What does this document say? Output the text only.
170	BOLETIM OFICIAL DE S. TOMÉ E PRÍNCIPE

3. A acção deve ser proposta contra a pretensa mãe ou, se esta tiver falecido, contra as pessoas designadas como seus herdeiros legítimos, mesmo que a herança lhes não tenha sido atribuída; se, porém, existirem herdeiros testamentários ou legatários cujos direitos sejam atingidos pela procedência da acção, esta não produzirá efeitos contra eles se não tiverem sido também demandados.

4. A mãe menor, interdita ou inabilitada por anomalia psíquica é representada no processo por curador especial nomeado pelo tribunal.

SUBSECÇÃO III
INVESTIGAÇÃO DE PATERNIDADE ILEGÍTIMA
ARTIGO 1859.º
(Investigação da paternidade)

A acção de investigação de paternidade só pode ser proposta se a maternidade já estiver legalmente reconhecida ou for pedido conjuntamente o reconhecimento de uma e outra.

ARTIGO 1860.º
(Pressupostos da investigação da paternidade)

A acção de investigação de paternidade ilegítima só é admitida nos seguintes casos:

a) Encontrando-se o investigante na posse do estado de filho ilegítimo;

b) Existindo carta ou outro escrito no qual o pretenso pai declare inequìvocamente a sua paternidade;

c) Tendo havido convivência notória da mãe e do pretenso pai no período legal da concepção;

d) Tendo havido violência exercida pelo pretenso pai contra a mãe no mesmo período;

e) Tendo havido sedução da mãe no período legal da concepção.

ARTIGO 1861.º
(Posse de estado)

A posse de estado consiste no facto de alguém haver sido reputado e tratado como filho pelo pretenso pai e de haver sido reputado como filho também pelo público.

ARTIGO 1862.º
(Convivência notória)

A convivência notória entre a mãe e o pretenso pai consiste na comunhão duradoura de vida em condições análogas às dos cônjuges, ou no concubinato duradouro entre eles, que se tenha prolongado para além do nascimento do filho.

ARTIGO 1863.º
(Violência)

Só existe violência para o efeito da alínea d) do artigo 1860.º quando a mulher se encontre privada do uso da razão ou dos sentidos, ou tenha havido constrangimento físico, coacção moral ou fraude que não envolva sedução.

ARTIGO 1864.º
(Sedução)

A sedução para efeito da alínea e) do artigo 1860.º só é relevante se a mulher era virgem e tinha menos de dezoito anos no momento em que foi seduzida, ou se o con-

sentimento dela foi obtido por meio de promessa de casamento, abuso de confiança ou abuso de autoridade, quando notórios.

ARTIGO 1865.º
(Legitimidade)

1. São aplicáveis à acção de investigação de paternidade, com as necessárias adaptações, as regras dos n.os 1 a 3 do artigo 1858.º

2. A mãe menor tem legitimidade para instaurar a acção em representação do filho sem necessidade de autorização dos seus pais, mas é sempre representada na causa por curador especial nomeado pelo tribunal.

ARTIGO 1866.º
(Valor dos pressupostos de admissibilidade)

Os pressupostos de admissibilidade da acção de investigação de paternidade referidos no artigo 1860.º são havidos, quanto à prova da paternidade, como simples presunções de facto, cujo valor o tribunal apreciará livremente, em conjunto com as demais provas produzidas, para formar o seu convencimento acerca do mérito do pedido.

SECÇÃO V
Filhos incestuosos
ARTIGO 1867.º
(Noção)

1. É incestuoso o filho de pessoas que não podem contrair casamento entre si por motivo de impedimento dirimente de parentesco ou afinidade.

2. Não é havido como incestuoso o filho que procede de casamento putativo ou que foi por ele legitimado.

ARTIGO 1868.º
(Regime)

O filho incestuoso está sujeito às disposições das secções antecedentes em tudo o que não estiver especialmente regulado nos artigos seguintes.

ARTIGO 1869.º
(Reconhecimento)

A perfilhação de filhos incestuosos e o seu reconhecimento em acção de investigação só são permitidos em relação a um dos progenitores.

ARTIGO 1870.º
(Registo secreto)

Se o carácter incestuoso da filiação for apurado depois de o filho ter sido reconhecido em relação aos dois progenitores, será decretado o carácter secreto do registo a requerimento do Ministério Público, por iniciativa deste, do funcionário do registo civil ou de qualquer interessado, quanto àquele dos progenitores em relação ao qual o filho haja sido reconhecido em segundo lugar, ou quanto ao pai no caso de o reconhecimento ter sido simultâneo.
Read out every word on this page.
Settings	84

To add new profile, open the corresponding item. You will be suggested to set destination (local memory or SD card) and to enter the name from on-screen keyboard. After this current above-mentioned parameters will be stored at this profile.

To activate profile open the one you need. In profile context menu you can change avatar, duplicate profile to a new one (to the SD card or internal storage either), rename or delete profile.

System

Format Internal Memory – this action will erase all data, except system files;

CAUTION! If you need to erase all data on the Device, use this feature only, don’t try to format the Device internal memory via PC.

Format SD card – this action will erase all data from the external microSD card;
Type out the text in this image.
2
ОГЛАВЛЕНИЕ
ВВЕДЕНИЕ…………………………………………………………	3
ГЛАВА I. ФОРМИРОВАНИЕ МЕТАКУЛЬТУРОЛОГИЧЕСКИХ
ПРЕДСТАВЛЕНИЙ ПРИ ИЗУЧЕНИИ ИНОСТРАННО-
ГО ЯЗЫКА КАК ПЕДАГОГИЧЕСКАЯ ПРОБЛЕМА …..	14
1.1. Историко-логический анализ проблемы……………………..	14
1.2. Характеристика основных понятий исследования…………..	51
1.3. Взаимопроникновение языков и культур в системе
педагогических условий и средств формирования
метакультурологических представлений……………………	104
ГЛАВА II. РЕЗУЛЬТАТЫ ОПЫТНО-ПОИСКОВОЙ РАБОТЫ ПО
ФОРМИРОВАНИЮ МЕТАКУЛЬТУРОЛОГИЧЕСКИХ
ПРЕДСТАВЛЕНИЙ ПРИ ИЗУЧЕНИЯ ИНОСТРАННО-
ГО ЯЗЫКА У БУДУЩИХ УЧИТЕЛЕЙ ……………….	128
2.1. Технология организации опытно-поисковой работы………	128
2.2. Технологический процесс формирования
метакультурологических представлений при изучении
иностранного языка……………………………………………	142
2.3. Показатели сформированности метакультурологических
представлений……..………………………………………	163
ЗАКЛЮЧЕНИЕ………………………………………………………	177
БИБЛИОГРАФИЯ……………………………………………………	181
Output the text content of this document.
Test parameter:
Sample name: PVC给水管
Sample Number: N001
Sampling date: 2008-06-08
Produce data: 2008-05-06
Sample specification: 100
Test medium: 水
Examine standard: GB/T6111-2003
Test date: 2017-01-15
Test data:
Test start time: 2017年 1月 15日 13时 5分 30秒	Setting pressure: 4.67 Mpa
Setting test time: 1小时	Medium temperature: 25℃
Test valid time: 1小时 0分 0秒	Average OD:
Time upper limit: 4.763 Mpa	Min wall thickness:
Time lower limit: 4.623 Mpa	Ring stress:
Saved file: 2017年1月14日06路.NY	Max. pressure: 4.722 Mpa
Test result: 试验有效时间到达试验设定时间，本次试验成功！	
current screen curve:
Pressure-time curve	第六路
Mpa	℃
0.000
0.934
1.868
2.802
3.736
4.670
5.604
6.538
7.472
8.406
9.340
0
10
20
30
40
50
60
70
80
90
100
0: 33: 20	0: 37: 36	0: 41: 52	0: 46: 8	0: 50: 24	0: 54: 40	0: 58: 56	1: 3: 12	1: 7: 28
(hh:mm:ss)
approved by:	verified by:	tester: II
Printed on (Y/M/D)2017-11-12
****************
-- Short task --
For the entries above, count the lines that contain the string "need", and state that number without further comment.

-- Complete answer --
2